(Records from a collection of figures)

------------------------------

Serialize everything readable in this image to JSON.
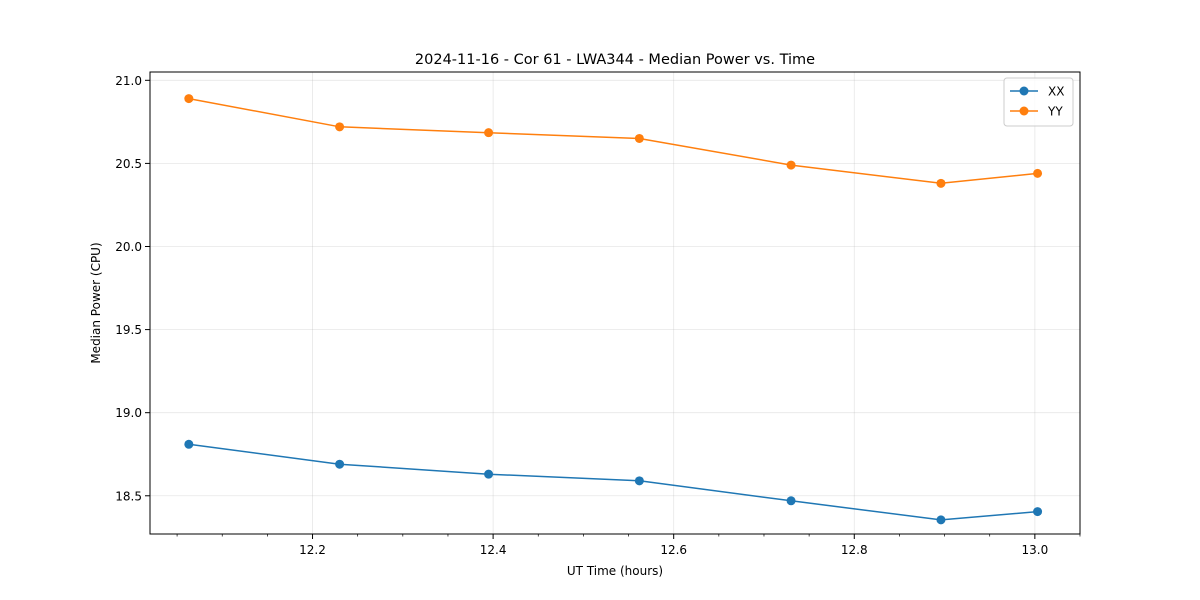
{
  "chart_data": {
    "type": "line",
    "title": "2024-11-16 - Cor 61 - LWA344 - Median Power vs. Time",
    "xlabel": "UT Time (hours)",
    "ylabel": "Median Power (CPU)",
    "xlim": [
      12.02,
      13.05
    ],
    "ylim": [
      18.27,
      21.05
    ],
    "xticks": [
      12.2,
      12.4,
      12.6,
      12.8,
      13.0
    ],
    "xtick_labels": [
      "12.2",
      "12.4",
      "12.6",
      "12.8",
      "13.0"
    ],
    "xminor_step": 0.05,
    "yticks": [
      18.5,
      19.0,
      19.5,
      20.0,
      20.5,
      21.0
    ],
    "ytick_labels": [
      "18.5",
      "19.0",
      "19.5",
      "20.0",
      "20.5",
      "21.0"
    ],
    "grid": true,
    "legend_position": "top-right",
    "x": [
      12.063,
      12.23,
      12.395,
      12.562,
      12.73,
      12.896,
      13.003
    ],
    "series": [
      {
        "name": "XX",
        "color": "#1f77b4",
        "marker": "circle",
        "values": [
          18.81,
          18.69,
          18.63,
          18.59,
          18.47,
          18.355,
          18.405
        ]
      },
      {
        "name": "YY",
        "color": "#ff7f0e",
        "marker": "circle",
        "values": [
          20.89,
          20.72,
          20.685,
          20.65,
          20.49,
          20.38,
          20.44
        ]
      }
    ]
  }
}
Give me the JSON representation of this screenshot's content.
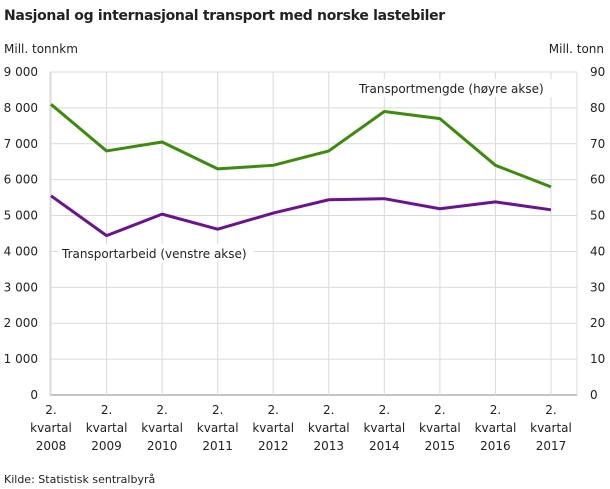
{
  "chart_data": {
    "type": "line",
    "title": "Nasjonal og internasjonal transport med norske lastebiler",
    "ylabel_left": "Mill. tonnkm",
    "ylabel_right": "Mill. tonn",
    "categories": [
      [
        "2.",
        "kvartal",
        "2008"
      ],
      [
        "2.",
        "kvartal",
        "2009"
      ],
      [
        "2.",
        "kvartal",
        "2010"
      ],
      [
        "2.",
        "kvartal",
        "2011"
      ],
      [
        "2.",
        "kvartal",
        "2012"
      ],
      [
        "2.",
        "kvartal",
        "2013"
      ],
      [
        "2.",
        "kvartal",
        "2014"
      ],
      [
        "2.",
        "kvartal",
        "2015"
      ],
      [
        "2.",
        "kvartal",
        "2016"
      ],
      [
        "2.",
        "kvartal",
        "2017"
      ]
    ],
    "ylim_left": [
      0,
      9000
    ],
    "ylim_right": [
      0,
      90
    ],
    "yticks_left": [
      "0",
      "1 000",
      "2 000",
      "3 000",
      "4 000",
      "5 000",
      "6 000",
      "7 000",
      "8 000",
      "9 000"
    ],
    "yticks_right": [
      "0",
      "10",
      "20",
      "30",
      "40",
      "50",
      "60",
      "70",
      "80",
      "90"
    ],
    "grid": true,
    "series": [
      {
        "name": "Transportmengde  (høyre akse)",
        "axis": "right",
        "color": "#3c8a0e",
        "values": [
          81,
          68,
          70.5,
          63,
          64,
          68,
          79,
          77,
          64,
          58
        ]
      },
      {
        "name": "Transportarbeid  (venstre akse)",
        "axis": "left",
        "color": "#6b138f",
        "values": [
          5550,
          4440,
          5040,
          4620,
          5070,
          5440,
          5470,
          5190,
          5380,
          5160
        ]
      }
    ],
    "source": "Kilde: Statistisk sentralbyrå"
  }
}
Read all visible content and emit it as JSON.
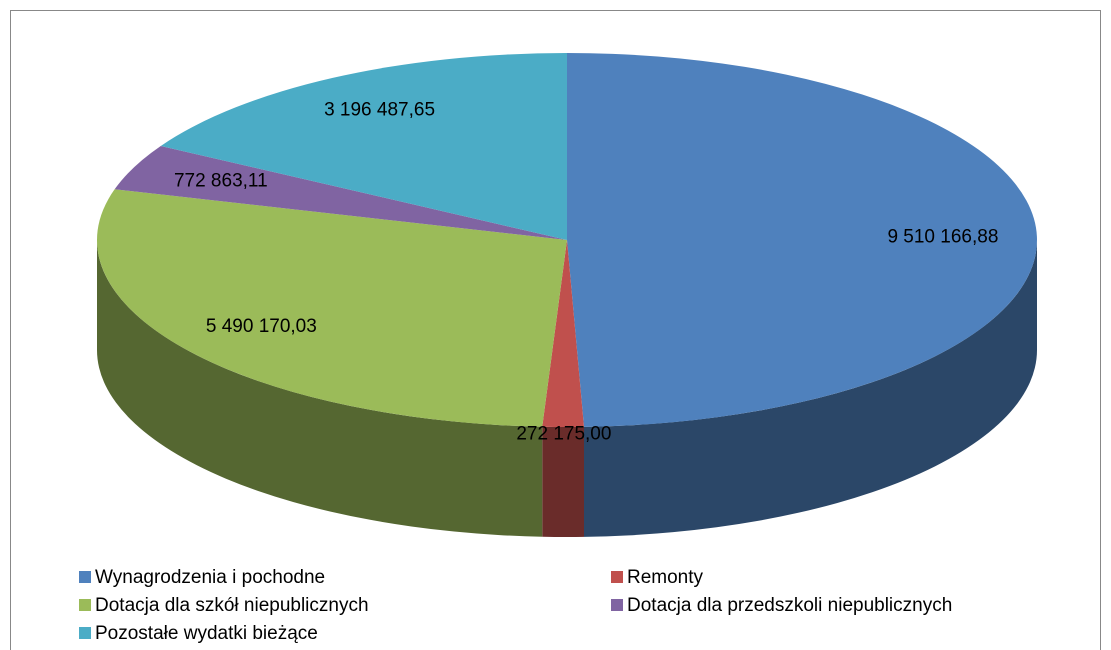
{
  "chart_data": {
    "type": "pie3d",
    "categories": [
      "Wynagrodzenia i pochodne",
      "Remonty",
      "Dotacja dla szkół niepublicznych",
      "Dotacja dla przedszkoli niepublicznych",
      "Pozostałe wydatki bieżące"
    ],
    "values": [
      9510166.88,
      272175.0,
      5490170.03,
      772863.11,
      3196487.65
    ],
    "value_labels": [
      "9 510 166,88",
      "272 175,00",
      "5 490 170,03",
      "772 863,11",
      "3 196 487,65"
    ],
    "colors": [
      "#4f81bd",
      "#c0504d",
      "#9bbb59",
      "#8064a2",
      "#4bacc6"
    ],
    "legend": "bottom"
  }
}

------------------------------

WHAT THE EXERCISE ASKS ▸ Report all lines of the data above that include the string "this".

TASK OUTPUT ▸
Serialize everything readable in this image to JSON.
Give me the JSON representation of this screenshot's content.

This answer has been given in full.